DOCUMENT TEXT →
UPDATED 01:42 EDT / OCTOBER 26 2016

NEWS

Red Hat: OpenStack moving beyond the proof-of-concept phase

OpenStack production deployments increased significantly in the last year, according to a survey of 150 information technology decision makers and professionals carried out by Red Hat Inc.

Red Hat’s annual poll found that 43 percent of respondents have deployed the cloud platform in production, compared to just 16 percent one year ago. The company reckons the increase reflects efforts by the community to address complexity and deployment issues that were previously known to have been a major roadblock to adoption.

The study also noted that the steep learning curve for deploying OpenStack is being addressed as a growing number of engineers become certified to operate the platform. In addition, Red Hat cited cloud native application development as another driving force in enterprise adoption of OpenStack.

Separately, Red Hat announced that Produban Servicios Informáticos Generales S.L., the IT services arm of the Spanish bank Grupo Santander, has deployed its OpenShift container platform in a deal that represents one of the first production deployments of the Kubernetes container orchestrator running on OpenStack.

Dataset entries →
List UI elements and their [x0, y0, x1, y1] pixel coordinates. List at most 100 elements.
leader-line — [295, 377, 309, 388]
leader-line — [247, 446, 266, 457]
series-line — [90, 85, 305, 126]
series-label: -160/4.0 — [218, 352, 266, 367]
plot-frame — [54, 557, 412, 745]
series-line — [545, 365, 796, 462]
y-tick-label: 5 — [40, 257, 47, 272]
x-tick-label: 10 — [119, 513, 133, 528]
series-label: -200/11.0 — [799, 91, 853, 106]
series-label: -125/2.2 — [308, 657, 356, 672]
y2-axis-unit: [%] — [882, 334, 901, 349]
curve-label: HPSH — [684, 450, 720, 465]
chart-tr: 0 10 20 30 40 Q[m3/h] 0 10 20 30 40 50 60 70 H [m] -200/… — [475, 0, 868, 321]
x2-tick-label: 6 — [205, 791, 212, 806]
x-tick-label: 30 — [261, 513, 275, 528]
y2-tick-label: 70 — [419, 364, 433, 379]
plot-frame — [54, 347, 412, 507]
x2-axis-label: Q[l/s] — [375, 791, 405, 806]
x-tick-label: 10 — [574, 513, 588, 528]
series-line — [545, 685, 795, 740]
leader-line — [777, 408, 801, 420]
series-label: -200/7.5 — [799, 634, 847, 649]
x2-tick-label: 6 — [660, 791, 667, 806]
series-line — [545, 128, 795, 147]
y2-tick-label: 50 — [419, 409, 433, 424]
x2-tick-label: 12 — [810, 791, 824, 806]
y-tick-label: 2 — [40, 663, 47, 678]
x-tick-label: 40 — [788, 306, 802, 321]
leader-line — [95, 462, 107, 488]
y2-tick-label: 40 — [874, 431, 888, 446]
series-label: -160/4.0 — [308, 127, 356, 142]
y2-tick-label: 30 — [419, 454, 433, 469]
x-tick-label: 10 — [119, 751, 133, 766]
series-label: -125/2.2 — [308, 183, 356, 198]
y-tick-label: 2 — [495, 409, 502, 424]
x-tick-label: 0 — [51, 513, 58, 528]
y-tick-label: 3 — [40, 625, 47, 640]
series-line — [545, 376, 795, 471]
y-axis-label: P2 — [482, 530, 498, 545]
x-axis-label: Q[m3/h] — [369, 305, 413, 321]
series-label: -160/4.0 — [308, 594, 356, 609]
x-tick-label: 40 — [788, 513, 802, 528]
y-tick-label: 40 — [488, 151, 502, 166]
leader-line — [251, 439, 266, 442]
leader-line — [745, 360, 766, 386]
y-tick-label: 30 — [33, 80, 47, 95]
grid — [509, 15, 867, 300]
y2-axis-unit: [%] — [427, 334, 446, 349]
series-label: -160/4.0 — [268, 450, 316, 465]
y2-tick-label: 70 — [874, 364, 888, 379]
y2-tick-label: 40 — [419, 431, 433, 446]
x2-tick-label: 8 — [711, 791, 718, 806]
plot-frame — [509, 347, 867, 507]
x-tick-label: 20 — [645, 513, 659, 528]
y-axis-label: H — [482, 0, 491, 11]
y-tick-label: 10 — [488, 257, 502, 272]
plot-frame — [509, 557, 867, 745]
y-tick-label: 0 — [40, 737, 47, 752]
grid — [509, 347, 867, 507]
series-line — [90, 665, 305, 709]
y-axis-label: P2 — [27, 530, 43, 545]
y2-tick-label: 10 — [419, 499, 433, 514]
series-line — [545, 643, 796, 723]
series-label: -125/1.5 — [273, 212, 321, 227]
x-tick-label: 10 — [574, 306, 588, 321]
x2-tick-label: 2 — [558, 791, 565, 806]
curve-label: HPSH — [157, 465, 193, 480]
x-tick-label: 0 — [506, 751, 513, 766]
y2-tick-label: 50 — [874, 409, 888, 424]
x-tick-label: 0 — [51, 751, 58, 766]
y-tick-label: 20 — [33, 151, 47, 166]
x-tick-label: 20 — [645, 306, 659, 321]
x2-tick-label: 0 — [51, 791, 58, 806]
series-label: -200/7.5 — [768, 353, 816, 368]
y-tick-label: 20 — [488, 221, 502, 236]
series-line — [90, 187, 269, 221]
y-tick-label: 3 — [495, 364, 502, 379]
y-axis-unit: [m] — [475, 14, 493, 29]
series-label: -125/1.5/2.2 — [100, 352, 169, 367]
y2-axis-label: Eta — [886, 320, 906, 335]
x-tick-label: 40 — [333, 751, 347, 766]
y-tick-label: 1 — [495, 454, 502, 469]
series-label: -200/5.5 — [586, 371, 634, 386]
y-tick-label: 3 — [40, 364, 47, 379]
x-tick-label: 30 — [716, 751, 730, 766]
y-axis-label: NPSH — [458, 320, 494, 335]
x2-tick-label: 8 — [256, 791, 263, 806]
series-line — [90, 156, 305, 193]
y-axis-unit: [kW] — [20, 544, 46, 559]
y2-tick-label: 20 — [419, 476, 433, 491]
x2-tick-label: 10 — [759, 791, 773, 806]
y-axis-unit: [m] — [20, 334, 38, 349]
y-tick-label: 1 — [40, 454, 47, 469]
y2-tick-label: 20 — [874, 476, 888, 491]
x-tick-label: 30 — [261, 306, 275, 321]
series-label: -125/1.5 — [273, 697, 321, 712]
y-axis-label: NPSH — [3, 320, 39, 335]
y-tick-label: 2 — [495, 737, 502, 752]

ABOUT THIS TASK → Resume the news article on Red Hat's OpenStack survey, picking up right after its last sentence.

YOUR RESPONSE →
Red Hat cited this particular deal as evidence that application development use cases are one of the main factors driving production deployments of the OpenStack platform. Its survey backs this up, as two-thirds of respondents confirmed that they are currently using, or plan to use platform-as-a-service offerings with OpenStack soon. According to Red Hat that’s evidence of big interest among enterprises in using these complementary technologies.

“Adding another layer of importance to the interplay of OpenStack and PaaS is the growth of Linux containers, particularly among developers,” the company said. “As containerized applications emerge as a new workload type, OpenStack is a prime deployment environment among respondents. Only four percent of respondents are not considering containers on OpenStack, while fifty-seven (57) percent of respondents said that they are already using or plan to use containers on OpenStack, with the remainder undecided.”

Red Hat’s survey also looked at some of the factors preventing enterprises from deploying OpenStack in production, and found that many distributions lack effective cloud management tools for private and hybrid deployments. As a result, customers are increasingly turning to third-party management tools for monitoring workload performance.

The survey also found a growing desire for the ability to migrate virtualized and other workloads across OpenStack. Some 67 percent of respondents indicated that workload portability was a key feature lacking in most OpenStack distributions.

All in all, Red Hat argues that its survey shows OpenStack has navigated past early obstacles in its path to enterprise adoption, and is now ready for prime time. It’s a similar argument to that made by proponents of container deployments.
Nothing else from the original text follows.